**What the exercise asks:** Quote the entries below word for word, from their first line through the line containing "2100, 827, 2138)", with both of those lines included.
--- --- ---
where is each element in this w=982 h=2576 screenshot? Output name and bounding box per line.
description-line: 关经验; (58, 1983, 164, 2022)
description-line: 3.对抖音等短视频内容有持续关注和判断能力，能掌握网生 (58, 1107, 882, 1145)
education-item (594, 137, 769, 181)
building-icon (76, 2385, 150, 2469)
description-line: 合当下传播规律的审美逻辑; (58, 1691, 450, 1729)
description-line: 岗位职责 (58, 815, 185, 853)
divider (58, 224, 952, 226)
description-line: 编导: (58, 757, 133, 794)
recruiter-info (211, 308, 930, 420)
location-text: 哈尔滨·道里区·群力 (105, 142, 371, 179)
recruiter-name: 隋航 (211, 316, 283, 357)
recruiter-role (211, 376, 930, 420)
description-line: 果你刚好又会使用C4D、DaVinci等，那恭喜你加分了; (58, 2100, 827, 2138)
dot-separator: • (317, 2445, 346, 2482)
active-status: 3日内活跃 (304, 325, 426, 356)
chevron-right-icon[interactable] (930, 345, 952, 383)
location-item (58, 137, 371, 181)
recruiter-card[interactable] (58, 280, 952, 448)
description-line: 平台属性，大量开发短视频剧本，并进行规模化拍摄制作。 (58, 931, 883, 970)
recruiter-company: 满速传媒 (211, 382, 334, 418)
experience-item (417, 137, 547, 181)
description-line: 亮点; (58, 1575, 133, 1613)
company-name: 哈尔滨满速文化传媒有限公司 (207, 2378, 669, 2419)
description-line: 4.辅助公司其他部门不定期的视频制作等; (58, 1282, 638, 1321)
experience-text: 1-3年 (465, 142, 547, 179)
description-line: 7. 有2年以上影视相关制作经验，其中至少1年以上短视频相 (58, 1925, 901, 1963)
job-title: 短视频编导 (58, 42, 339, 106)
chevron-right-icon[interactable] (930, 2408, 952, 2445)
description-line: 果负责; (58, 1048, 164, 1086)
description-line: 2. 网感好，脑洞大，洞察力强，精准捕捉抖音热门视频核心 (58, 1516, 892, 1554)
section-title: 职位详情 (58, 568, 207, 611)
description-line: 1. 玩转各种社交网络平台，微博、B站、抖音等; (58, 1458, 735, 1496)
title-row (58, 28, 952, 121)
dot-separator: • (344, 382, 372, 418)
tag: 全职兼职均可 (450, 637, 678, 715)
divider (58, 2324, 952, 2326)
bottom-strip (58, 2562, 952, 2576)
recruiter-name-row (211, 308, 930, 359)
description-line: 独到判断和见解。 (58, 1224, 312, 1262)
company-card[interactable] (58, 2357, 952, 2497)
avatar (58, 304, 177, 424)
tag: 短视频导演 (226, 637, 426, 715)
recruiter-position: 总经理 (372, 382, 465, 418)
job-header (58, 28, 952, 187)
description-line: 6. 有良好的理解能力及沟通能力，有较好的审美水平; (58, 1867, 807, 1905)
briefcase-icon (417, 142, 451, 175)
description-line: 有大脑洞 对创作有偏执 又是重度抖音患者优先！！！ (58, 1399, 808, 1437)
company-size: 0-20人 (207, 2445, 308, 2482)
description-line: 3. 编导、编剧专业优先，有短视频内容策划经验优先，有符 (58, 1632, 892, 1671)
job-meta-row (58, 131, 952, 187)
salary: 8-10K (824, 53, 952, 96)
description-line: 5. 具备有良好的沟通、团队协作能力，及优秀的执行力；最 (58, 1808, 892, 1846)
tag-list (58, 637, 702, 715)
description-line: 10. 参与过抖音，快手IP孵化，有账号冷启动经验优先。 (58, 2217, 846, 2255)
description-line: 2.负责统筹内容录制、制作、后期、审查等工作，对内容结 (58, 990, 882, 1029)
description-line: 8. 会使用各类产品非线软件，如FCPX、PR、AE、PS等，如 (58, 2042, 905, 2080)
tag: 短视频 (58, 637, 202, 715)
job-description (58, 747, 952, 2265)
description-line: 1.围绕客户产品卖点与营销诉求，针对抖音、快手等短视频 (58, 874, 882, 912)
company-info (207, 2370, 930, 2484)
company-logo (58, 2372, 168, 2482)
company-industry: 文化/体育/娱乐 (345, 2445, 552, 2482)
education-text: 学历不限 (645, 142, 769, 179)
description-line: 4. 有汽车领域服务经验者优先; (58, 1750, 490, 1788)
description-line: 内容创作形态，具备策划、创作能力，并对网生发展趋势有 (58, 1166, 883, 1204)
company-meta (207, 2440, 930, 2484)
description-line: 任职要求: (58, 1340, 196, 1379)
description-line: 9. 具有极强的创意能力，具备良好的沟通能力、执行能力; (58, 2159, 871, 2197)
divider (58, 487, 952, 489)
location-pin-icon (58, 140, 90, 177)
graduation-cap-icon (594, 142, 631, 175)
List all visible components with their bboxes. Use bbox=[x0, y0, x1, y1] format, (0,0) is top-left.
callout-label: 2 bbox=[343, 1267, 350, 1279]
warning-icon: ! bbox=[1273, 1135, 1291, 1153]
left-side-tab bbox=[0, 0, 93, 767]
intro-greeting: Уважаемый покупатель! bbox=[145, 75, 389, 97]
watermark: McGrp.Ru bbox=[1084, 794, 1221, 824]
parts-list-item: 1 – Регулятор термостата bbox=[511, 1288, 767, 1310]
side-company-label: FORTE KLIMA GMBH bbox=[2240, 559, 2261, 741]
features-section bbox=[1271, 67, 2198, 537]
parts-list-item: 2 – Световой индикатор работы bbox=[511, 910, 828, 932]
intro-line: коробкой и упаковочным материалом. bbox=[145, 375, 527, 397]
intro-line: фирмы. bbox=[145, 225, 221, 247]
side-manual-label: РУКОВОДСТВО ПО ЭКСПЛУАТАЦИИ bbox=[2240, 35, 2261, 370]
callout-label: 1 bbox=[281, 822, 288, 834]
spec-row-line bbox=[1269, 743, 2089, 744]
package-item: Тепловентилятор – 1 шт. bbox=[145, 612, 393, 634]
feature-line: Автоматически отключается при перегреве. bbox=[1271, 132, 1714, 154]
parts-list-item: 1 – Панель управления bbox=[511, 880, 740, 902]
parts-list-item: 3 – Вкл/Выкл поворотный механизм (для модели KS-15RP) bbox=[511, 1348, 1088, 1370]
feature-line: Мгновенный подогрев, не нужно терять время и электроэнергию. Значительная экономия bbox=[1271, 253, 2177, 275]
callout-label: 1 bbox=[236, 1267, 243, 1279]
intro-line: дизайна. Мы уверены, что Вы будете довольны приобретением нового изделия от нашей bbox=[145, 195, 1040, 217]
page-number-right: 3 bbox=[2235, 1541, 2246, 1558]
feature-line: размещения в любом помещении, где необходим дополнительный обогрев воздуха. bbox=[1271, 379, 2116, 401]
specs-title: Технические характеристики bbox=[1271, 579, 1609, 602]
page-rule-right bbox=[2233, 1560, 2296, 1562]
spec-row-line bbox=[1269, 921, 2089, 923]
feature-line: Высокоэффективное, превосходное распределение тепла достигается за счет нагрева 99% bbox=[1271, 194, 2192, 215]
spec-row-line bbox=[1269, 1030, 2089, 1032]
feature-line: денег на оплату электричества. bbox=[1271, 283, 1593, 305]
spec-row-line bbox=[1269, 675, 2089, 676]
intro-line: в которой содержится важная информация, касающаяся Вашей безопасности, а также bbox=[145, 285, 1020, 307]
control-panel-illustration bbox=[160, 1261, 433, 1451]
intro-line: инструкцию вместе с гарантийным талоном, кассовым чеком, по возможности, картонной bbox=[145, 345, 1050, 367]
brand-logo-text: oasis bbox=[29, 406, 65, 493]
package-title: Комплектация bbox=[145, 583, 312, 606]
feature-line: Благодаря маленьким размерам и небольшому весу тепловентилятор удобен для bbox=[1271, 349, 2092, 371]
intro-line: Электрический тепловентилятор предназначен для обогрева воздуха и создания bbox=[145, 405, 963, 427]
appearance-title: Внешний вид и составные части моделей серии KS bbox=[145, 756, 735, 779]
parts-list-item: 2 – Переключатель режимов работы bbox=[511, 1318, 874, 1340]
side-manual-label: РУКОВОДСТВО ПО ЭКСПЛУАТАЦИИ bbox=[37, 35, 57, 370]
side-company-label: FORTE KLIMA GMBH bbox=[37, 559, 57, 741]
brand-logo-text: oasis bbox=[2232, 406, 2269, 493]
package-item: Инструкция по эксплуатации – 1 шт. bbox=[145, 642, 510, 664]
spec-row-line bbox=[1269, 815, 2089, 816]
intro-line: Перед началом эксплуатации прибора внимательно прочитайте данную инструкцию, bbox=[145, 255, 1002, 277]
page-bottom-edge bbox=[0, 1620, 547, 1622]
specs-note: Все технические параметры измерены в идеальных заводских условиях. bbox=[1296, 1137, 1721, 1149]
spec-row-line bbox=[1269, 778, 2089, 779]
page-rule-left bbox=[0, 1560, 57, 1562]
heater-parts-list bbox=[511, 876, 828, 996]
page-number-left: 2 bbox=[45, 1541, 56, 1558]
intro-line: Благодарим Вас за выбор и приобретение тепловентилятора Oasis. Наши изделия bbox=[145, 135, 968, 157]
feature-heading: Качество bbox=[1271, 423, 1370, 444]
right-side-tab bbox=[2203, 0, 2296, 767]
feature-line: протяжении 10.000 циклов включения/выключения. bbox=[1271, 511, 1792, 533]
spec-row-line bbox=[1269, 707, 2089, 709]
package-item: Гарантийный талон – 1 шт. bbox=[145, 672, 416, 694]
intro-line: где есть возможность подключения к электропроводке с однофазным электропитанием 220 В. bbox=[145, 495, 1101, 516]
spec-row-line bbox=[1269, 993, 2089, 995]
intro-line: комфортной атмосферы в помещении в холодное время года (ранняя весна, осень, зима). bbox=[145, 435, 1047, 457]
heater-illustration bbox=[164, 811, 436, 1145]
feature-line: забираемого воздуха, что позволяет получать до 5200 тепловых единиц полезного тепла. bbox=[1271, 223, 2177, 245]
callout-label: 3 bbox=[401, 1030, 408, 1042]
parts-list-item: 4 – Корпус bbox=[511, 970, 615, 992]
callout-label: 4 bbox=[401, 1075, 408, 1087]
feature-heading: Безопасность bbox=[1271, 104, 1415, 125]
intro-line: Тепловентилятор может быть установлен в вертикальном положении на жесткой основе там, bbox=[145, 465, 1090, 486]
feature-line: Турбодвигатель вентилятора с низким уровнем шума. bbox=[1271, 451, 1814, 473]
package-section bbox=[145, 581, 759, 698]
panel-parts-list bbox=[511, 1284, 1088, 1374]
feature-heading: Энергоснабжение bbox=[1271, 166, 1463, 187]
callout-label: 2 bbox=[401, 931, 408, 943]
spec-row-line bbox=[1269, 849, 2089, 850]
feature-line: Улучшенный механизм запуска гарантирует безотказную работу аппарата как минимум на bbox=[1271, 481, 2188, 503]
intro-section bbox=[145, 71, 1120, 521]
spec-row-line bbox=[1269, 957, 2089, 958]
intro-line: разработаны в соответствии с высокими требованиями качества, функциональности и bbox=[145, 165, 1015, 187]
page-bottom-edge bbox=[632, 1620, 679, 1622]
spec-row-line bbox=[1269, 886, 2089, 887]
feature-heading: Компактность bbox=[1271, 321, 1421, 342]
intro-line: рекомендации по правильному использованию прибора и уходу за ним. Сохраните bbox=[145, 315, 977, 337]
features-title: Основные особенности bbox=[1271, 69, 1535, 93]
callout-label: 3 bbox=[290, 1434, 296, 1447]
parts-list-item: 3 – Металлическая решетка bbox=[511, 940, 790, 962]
--- --- ---
**Response below:**
where is each element in this w=982 h=2576 screenshot? Output name and bounding box per line.
description-line: 关经验; (58, 1983, 164, 2022)
description-line: 3.对抖音等短视频内容有持续关注和判断能力，能掌握网生 (58, 1107, 882, 1145)
education-item (594, 137, 769, 181)
building-icon (76, 2385, 150, 2469)
description-line: 合当下传播规律的审美逻辑; (58, 1691, 450, 1729)
description-line: 岗位职责 (58, 815, 185, 853)
divider (58, 224, 952, 226)
description-line: 编导: (58, 757, 133, 794)
recruiter-info (211, 308, 930, 420)
location-text: 哈尔滨·道里区·群力 (105, 142, 371, 179)
recruiter-name: 隋航 (211, 316, 283, 357)
recruiter-role (211, 376, 930, 420)
description-line: 果你刚好又会使用C4D、DaVinci等，那恭喜你加分了; (58, 2100, 827, 2138)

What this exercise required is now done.